* [Stated problem]
Repeat every line below exactly, word for word.

* [Data listing]
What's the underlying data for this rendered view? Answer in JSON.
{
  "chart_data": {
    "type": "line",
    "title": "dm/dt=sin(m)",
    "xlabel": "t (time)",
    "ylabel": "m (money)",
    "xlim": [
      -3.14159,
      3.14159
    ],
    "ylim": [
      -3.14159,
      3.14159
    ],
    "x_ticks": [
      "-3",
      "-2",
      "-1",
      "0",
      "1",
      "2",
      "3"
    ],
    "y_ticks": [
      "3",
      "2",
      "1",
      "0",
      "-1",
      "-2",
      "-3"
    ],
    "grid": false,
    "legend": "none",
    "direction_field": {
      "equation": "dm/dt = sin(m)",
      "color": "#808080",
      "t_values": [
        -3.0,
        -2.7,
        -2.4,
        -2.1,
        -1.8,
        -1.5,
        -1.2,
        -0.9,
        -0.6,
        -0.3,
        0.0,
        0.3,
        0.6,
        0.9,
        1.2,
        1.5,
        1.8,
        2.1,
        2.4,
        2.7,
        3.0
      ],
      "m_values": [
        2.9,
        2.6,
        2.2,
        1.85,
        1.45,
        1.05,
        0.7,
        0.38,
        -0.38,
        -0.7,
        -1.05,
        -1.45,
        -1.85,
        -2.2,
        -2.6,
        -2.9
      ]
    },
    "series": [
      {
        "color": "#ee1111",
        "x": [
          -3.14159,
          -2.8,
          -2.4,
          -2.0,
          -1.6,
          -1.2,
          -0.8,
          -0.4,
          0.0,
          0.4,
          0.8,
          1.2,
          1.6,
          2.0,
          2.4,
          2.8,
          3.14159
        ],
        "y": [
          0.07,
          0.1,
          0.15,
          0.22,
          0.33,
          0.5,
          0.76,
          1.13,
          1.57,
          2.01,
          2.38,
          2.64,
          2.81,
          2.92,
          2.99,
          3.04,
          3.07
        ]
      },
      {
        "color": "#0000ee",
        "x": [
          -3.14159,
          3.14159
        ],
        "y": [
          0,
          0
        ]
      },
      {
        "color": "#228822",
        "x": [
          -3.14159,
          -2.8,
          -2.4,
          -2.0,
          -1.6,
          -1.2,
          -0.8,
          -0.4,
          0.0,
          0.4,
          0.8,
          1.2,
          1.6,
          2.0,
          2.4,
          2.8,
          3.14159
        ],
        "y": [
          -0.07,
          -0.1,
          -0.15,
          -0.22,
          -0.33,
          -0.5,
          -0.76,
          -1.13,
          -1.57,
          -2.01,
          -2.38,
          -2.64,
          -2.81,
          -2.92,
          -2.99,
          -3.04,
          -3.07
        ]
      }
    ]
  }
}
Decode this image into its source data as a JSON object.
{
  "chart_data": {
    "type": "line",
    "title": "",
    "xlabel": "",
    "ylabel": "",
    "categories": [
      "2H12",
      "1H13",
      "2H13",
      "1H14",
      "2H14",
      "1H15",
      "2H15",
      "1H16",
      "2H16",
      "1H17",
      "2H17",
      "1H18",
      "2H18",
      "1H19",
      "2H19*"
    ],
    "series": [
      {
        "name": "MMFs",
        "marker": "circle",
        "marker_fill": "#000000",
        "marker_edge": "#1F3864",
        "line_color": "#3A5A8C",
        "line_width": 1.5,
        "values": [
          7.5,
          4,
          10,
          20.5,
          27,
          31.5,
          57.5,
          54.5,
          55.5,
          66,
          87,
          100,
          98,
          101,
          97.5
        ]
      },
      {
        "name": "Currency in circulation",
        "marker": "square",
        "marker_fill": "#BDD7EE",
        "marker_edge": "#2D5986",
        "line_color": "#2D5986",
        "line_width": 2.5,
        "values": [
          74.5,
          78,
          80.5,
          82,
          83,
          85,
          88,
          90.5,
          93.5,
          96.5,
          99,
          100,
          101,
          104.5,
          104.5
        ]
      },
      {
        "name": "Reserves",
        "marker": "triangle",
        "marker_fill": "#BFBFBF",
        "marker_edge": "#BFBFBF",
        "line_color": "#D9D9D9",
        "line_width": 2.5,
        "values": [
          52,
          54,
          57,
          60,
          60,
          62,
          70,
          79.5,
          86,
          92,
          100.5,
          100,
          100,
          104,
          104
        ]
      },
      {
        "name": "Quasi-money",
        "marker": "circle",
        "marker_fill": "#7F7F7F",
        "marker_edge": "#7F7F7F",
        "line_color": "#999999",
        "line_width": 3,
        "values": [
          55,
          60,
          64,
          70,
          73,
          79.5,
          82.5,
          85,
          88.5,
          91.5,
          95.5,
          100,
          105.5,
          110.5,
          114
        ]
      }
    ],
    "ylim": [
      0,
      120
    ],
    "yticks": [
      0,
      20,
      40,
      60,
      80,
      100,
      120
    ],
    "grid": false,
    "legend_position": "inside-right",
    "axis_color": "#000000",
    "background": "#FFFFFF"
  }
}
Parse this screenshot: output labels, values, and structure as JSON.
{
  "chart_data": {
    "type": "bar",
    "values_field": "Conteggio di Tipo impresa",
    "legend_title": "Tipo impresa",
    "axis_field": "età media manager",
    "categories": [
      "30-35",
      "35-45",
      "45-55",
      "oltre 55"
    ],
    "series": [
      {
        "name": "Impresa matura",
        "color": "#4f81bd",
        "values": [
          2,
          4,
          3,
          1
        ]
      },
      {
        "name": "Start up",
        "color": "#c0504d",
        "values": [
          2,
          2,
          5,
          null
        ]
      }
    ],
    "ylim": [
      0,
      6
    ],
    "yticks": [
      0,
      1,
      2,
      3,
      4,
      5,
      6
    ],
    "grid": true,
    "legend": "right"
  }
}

* [Solution for this problem]
What's the underlying data for this rendered view? Answer in JSON.
{
  "chart_data": {
    "type": "line",
    "title": "dm/dt=sin(m)",
    "xlabel": "t (time)",
    "ylabel": "m (money)",
    "xlim": [
      -3.14159,
      3.14159
    ],
    "ylim": [
      -3.14159,
      3.14159
    ],
    "x_ticks": [
      "-3",
      "-2",
      "-1",
      "0",
      "1",
      "2",
      "3"
    ],
    "y_ticks": [
      "3",
      "2",
      "1",
      "0",
      "-1",
      "-2",
      "-3"
    ],
    "grid": false,
    "legend": "none",
    "direction_field": {
      "equation": "dm/dt = sin(m)",
      "color": "#808080",
      "t_values": [
        -3.0,
        -2.7,
        -2.4,
        -2.1,
        -1.8,
        -1.5,
        -1.2,
        -0.9,
        -0.6,
        -0.3,
        0.0,
        0.3,
        0.6,
        0.9,
        1.2,
        1.5,
        1.8,
        2.1,
        2.4,
        2.7,
        3.0
      ],
      "m_values": [
        2.9,
        2.6,
        2.2,
        1.85,
        1.45,
        1.05,
        0.7,
        0.38,
        -0.38,
        -0.7,
        -1.05,
        -1.45,
        -1.85,
        -2.2,
        -2.6,
        -2.9
      ]
    },
    "series": [
      {
        "color": "#ee1111",
        "x": [
          -3.14159,
          -2.8,
          -2.4,
          -2.0,
          -1.6,
          -1.2,
          -0.8,
          -0.4,
          0.0,
          0.4,
          0.8,
          1.2,
          1.6,
          2.0,
          2.4,
          2.8,
          3.14159
        ],
        "y": [
          0.07,
          0.1,
          0.15,
          0.22,
          0.33,
          0.5,
          0.76,
          1.13,
          1.57,
          2.01,
          2.38,
          2.64,
          2.81,
          2.92,
          2.99,
          3.04,
          3.07
        ]
      },
      {
        "color": "#0000ee",
        "x": [
          -3.14159,
          3.14159
        ],
        "y": [
          0,
          0
        ]
      },
      {
        "color": "#228822",
        "x": [
          -3.14159,
          -2.8,
          -2.4,
          -2.0,
          -1.6,
          -1.2,
          -0.8,
          -0.4,
          0.0,
          0.4,
          0.8,
          1.2,
          1.6,
          2.0,
          2.4,
          2.8,
          3.14159
        ],
        "y": [
          -0.07,
          -0.1,
          -0.15,
          -0.22,
          -0.33,
          -0.5,
          -0.76,
          -1.13,
          -1.57,
          -2.01,
          -2.38,
          -2.64,
          -2.81,
          -2.92,
          -2.99,
          -3.04,
          -3.07
        ]
      }
    ]
  }
}
Decode this image into its source data as a JSON object.
{
  "chart_data": {
    "type": "line",
    "title": "",
    "xlabel": "",
    "ylabel": "",
    "categories": [
      "2H12",
      "1H13",
      "2H13",
      "1H14",
      "2H14",
      "1H15",
      "2H15",
      "1H16",
      "2H16",
      "1H17",
      "2H17",
      "1H18",
      "2H18",
      "1H19",
      "2H19*"
    ],
    "series": [
      {
        "name": "MMFs",
        "marker": "circle",
        "marker_fill": "#000000",
        "marker_edge": "#1F3864",
        "line_color": "#3A5A8C",
        "line_width": 1.5,
        "values": [
          7.5,
          4,
          10,
          20.5,
          27,
          31.5,
          57.5,
          54.5,
          55.5,
          66,
          87,
          100,
          98,
          101,
          97.5
        ]
      },
      {
        "name": "Currency in circulation",
        "marker": "square",
        "marker_fill": "#BDD7EE",
        "marker_edge": "#2D5986",
        "line_color": "#2D5986",
        "line_width": 2.5,
        "values": [
          74.5,
          78,
          80.5,
          82,
          83,
          85,
          88,
          90.5,
          93.5,
          96.5,
          99,
          100,
          101,
          104.5,
          104.5
        ]
      },
      {
        "name": "Reserves",
        "marker": "triangle",
        "marker_fill": "#BFBFBF",
        "marker_edge": "#BFBFBF",
        "line_color": "#D9D9D9",
        "line_width": 2.5,
        "values": [
          52,
          54,
          57,
          60,
          60,
          62,
          70,
          79.5,
          86,
          92,
          100.5,
          100,
          100,
          104,
          104
        ]
      },
      {
        "name": "Quasi-money",
        "marker": "circle",
        "marker_fill": "#7F7F7F",
        "marker_edge": "#7F7F7F",
        "line_color": "#999999",
        "line_width": 3,
        "values": [
          55,
          60,
          64,
          70,
          73,
          79.5,
          82.5,
          85,
          88.5,
          91.5,
          95.5,
          100,
          105.5,
          110.5,
          114
        ]
      }
    ],
    "ylim": [
      0,
      120
    ],
    "yticks": [
      0,
      20,
      40,
      60,
      80,
      100,
      120
    ],
    "grid": false,
    "legend_position": "inside-right",
    "axis_color": "#000000",
    "background": "#FFFFFF"
  }
}
Parse this screenshot: output labels, values, and structure as JSON.
{
  "chart_data": {
    "type": "bar",
    "values_field": "Conteggio di Tipo impresa",
    "legend_title": "Tipo impresa",
    "axis_field": "età media manager",
    "categories": [
      "30-35",
      "35-45",
      "45-55",
      "oltre 55"
    ],
    "series": [
      {
        "name": "Impresa matura",
        "color": "#4f81bd",
        "values": [
          2,
          4,
          3,
          1
        ]
      },
      {
        "name": "Start up",
        "color": "#c0504d",
        "values": [
          2,
          2,
          5,
          null
        ]
      }
    ],
    "ylim": [
      0,
      6
    ],
    "yticks": [
      0,
      1,
      2,
      3,
      4,
      5,
      6
    ],
    "grid": true,
    "legend": "right"
  }
}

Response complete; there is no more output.